## Written problem
Retype the whole listing verbatim and keep the pictures out of it.

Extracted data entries
·····

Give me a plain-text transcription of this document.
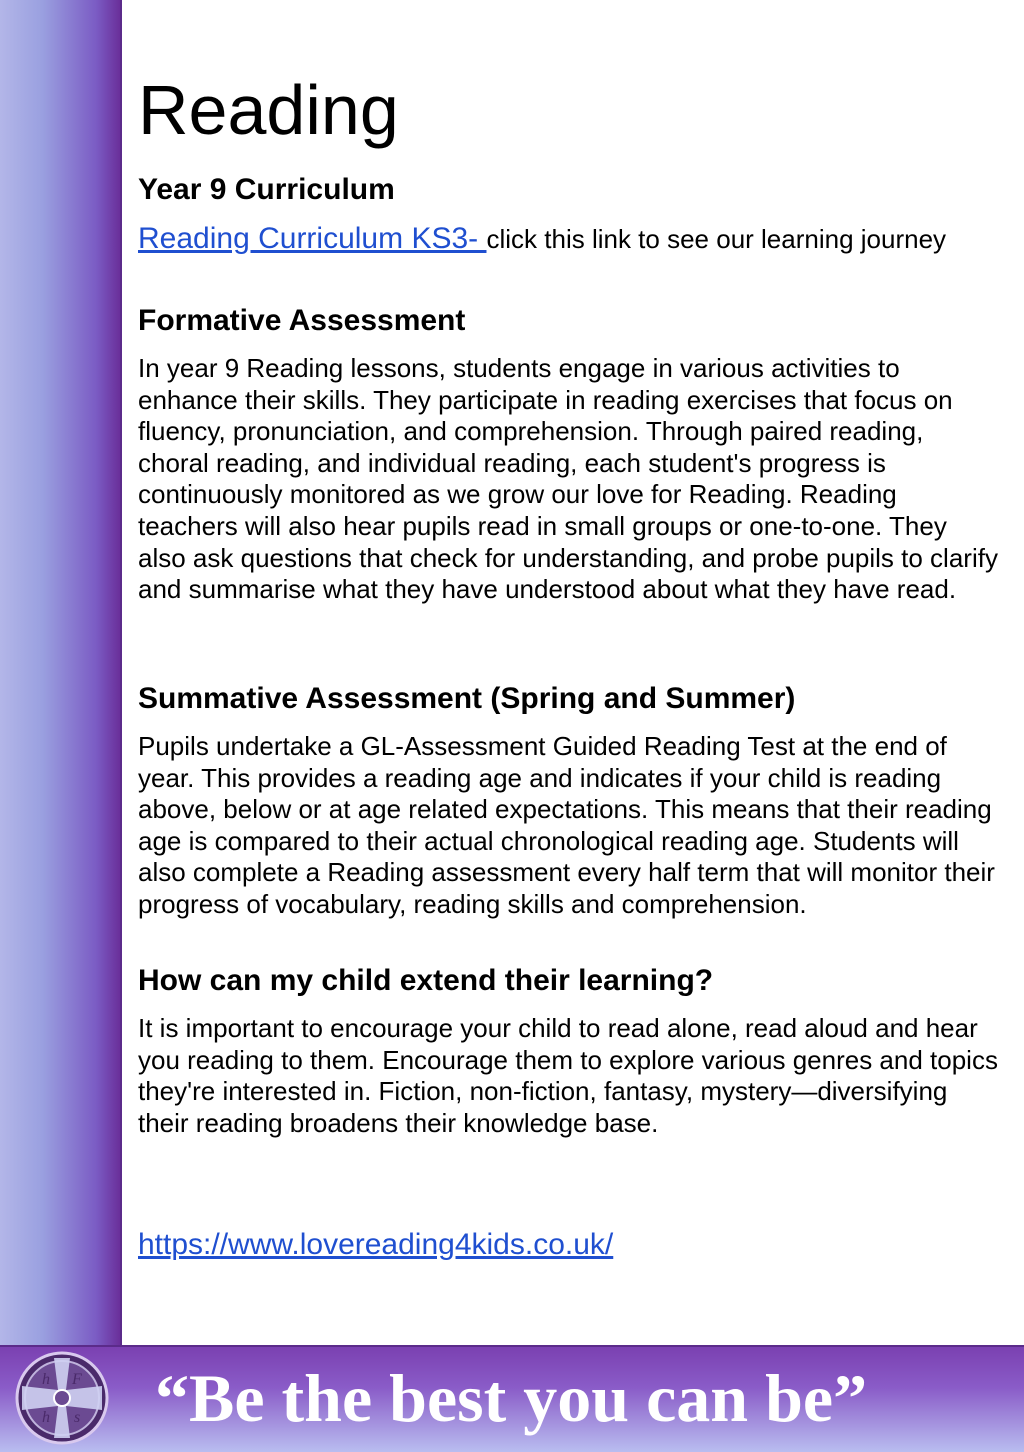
Reading
Year 9 Curriculum

Reading Curriculum KS3- click this link to see our learning journey

Formative Assessment

In year 9 Reading lessons, students engage in various activities to enhance their skills. They participate in reading exercises that focus on fluency, pronunciation, and comprehension. Through paired reading, choral reading, and individual reading, each student's progress is continuously monitored as we grow our love for Reading. Reading teachers will also hear pupils read in small groups or one-to-one. They also ask questions that check for understanding, and probe pupils to clarify and summarise what they have understood about what they have read.

Summative Assessment (Spring and Summer)

Pupils undertake a GL-Assessment Guided Reading Test at the end of year. This provides a reading age and indicates if your child is reading above, below or at age related expectations. This means that their reading age is compared to their actual chronological reading age. Students will also complete a Reading assessment every half term that will monitor their progress of vocabulary, reading skills and comprehension.

How can my child extend their learning?

It is important to encourage your child to read alone, read aloud and hear you reading to them. Encourage them to explore various genres and topics they're interested in. Fiction, non-fiction, fantasy, mystery—diversifying their reading broadens their knowledge base.

https://www.lovereading4kids.co.uk/

h F
h s “Be the best you can be”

·····

## Response
Give me a plain-text transcription of this document.
Reading
Year 9 Curriculum

Reading Curriculum KS3- click this link to see our learning journey

Formative Assessment

In year 9 Reading lessons, students engage in various activities to enhance their skills. They participate in reading exercises that focus on fluency, pronunciation, and comprehension. Through paired reading, choral reading, and individual reading, each student's progress is continuously monitored as we grow our love for Reading. Reading teachers will also hear pupils read in small groups or one-to-one. They also ask questions that check for understanding, and probe pupils to clarify and summarise what they have understood about what they have read.

Summative Assessment (Spring and Summer)

Pupils undertake a GL-Assessment Guided Reading Test at the end of year. This provides a reading age and indicates if your child is reading above, below or at age related expectations. This means that their reading age is compared to their actual chronological reading age. Students will also complete a Reading assessment every half term that will monitor their progress of vocabulary, reading skills and comprehension.

How can my child extend their learning?

It is important to encourage your child to read alone, read aloud and hear you reading to them. Encourage them to explore various genres and topics they're interested in. Fiction, non-fiction, fantasy, mystery—diversifying their reading broadens their knowledge base.

https://www.lovereading4kids.co.uk/

h F
h s “Be the best you can be”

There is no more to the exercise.